- [WORK REQUIRED]:
Please answer these questions from the kiln-drying passage below, numbering your answers the same way.
1. Of the two sources of final MC variation it names, which is easier to deal with?
2. What maximum deviation from setpoint does it give for dry-bulb temperature in a hardwood/value-added operation?
3. Besides venting uniformly from all regions of the kiln, what does it say will help reduce wide swings in WB temperature?

- [READING PASSAGE]:
————
Regardless of which technique(s) you use, there is no substitute for experience. All of these techniques work better once they have been refined for a specific application.

 

Reducing Final MC Variability
If you have determined that you need to reduce final MC variability in your product, there are a number of ways to achieve it. Final MC variations can be the result of inherent differences in drying properties from board to board, or can be the result of differences in drying conditions. The easier one of these two to deal with is differences in drying conditions.

 

Uniformity of Drying Conditions
In an ideal setting, every board in a batch kiln would be exposed to exactly the same drying conditions. One of the objectives of the kiln operator should be to maintain and operate the kiln in a manner to achieve that. Here is a list of items that should be considered:

  • Minimize dry-bulb temperature variability around the kiln (maximum deviations of +/- 5 F from setpoint for a kiln drying commodity grade material or +/- 2 F for a hardwood/value-added operation).
  • If dry-bulb temperature is uniform, wet-bulb temperature uniformity will usually follow.
  • Avoid wide swings in wet-bulb temperature by venting uniformly from all regions of the kiln. Proportional venting will also help reduce wide swings in WB temperature.
  • Steam or water spray nozzles need to be uniformly spaced, kept clear and functioning properly to get good coverage and uptake of the spray into the kiln air.
————
- [ITEMS]:

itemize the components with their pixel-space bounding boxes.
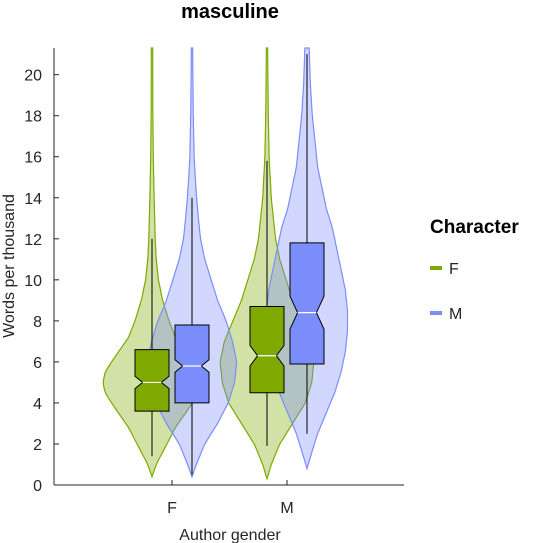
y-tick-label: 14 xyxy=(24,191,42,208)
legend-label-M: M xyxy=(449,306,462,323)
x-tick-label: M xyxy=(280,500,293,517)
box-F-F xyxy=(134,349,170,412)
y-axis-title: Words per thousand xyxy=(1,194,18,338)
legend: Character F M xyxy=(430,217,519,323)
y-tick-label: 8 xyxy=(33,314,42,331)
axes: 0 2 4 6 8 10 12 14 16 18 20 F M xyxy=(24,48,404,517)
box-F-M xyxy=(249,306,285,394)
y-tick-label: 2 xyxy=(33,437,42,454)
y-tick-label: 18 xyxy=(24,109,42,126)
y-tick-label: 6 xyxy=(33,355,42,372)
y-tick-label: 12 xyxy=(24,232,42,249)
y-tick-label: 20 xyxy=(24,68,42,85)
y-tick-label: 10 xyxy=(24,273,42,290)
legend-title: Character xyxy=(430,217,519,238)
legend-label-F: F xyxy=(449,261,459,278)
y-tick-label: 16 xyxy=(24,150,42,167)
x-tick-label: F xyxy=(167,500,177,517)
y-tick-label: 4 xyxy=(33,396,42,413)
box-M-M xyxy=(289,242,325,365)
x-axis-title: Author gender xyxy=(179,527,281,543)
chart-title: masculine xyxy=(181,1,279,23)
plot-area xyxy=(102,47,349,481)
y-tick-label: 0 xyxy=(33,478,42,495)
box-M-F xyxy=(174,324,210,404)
————
- [ANSWER FOR THE TASK]:
1. Differences in drying conditions.
2. +/- 2 F.
3. Proportional venting.